● **WHAT TO WORK ON**
Copy out the material below line for line, keeping every character unchanged.

● **THE RECORDS**
· · ·

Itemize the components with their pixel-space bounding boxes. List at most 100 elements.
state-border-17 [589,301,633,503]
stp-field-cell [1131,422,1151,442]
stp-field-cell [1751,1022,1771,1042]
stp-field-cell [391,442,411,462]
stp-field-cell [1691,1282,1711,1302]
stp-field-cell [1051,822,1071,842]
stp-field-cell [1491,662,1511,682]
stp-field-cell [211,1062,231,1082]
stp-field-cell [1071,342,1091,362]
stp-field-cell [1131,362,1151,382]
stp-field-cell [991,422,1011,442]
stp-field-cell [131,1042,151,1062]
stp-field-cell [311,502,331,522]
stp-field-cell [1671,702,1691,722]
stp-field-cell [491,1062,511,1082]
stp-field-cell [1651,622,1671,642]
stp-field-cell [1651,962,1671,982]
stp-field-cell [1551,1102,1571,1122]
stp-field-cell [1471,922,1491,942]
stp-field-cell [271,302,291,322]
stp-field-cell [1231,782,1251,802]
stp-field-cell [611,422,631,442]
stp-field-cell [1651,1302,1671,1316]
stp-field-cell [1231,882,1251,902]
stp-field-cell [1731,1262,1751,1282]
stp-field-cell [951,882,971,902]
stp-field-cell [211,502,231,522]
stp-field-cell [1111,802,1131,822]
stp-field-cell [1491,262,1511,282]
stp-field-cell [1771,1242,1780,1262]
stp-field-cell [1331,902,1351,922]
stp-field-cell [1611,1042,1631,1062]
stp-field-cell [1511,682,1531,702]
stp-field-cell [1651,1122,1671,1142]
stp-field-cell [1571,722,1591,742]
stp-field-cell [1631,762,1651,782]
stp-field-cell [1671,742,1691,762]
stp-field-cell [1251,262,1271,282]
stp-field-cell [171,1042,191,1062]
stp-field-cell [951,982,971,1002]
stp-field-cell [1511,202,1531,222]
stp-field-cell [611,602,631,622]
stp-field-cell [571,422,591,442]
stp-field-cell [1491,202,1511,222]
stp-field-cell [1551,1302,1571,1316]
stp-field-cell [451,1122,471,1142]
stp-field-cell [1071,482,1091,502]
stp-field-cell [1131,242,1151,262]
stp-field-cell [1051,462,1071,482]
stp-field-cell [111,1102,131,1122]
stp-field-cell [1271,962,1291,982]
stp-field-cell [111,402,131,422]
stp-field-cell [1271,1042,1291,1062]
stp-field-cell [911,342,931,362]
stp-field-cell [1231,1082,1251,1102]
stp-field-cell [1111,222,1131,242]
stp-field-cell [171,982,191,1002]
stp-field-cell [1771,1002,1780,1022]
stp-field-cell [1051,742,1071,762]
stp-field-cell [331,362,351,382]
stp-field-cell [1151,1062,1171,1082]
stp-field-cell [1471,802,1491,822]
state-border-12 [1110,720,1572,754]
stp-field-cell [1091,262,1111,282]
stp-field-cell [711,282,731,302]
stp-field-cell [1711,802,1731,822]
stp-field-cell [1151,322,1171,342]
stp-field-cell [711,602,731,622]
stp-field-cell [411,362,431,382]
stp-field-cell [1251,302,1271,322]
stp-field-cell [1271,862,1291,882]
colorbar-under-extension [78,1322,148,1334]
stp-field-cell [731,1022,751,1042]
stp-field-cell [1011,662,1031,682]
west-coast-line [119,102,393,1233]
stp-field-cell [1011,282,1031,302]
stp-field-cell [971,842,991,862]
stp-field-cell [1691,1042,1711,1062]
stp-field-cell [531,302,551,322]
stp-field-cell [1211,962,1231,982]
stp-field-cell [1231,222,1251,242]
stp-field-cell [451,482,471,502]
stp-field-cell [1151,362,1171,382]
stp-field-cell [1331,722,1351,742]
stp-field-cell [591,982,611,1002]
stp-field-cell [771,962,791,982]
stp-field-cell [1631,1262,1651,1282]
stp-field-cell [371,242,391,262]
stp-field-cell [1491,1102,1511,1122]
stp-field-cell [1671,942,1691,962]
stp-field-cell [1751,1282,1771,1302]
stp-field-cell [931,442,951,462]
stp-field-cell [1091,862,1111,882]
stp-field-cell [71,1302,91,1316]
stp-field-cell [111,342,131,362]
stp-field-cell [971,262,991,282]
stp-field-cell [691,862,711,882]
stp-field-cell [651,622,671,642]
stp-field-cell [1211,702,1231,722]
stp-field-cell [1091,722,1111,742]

· · ·

● **EXERCISE ANSWER**
Itemize the components with their pixel-space bounding boxes. List at most 100 elements.
state-border-17 [589,301,633,503]
stp-field-cell [1131,422,1151,442]
stp-field-cell [1751,1022,1771,1042]
stp-field-cell [391,442,411,462]
stp-field-cell [1691,1282,1711,1302]
stp-field-cell [1051,822,1071,842]
stp-field-cell [1491,662,1511,682]
stp-field-cell [211,1062,231,1082]
stp-field-cell [1071,342,1091,362]
stp-field-cell [1131,362,1151,382]
stp-field-cell [991,422,1011,442]
stp-field-cell [131,1042,151,1062]
stp-field-cell [311,502,331,522]
stp-field-cell [1671,702,1691,722]
stp-field-cell [491,1062,511,1082]
stp-field-cell [1651,622,1671,642]
stp-field-cell [1651,962,1671,982]
stp-field-cell [1551,1102,1571,1122]
stp-field-cell [1471,922,1491,942]
stp-field-cell [271,302,291,322]
stp-field-cell [1231,782,1251,802]
stp-field-cell [611,422,631,442]
stp-field-cell [1651,1302,1671,1316]
stp-field-cell [1231,882,1251,902]
stp-field-cell [1731,1262,1751,1282]
stp-field-cell [951,882,971,902]
stp-field-cell [211,502,231,522]
stp-field-cell [1111,802,1131,822]
stp-field-cell [1491,262,1511,282]
stp-field-cell [1771,1242,1780,1262]
stp-field-cell [1331,902,1351,922]
stp-field-cell [1611,1042,1631,1062]
stp-field-cell [1511,682,1531,702]
stp-field-cell [1651,1122,1671,1142]
stp-field-cell [1571,722,1591,742]
stp-field-cell [1631,762,1651,782]
stp-field-cell [1671,742,1691,762]
stp-field-cell [1251,262,1271,282]
stp-field-cell [171,1042,191,1062]
stp-field-cell [951,982,971,1002]
stp-field-cell [1511,202,1531,222]
stp-field-cell [611,602,631,622]
stp-field-cell [571,422,591,442]
stp-field-cell [1491,202,1511,222]
stp-field-cell [1551,1302,1571,1316]
stp-field-cell [451,1122,471,1142]
stp-field-cell [1071,482,1091,502]
stp-field-cell [1131,242,1151,262]
stp-field-cell [1051,462,1071,482]
stp-field-cell [111,1102,131,1122]
stp-field-cell [1271,962,1291,982]
stp-field-cell [111,402,131,422]
stp-field-cell [1271,1042,1291,1062]
stp-field-cell [911,342,931,362]
stp-field-cell [1231,1082,1251,1102]
stp-field-cell [1111,222,1131,242]
stp-field-cell [171,982,191,1002]
stp-field-cell [1771,1002,1780,1022]
stp-field-cell [1051,742,1071,762]
stp-field-cell [331,362,351,382]
stp-field-cell [1151,1062,1171,1082]
stp-field-cell [1471,802,1491,822]
state-border-12 [1110,720,1572,754]
stp-field-cell [1091,262,1111,282]
stp-field-cell [711,282,731,302]
stp-field-cell [1711,802,1731,822]
stp-field-cell [1151,322,1171,342]
stp-field-cell [711,602,731,622]
stp-field-cell [411,362,431,382]
stp-field-cell [1251,302,1271,322]
stp-field-cell [1271,862,1291,882]
colorbar-under-extension [78,1322,148,1334]
stp-field-cell [731,1022,751,1042]
stp-field-cell [1011,662,1031,682]
west-coast-line [119,102,393,1233]
stp-field-cell [1011,282,1031,302]
stp-field-cell [971,842,991,862]
stp-field-cell [1691,1042,1711,1062]
stp-field-cell [531,302,551,322]
stp-field-cell [1211,962,1231,982]
stp-field-cell [1231,222,1251,242]
stp-field-cell [451,482,471,502]
stp-field-cell [1151,362,1171,382]
stp-field-cell [1331,722,1351,742]
stp-field-cell [591,982,611,1002]
stp-field-cell [771,962,791,982]
stp-field-cell [1631,1262,1651,1282]
stp-field-cell [371,242,391,262]
stp-field-cell [1491,1102,1511,1122]
stp-field-cell [1671,942,1691,962]
stp-field-cell [1751,1282,1771,1302]
stp-field-cell [931,442,951,462]
stp-field-cell [1091,862,1111,882]
stp-field-cell [71,1302,91,1316]
stp-field-cell [111,342,131,362]
stp-field-cell [971,262,991,282]
stp-field-cell [691,862,711,882]
stp-field-cell [651,622,671,642]
stp-field-cell [1211,702,1231,722]
stp-field-cell [1091,722,1111,742]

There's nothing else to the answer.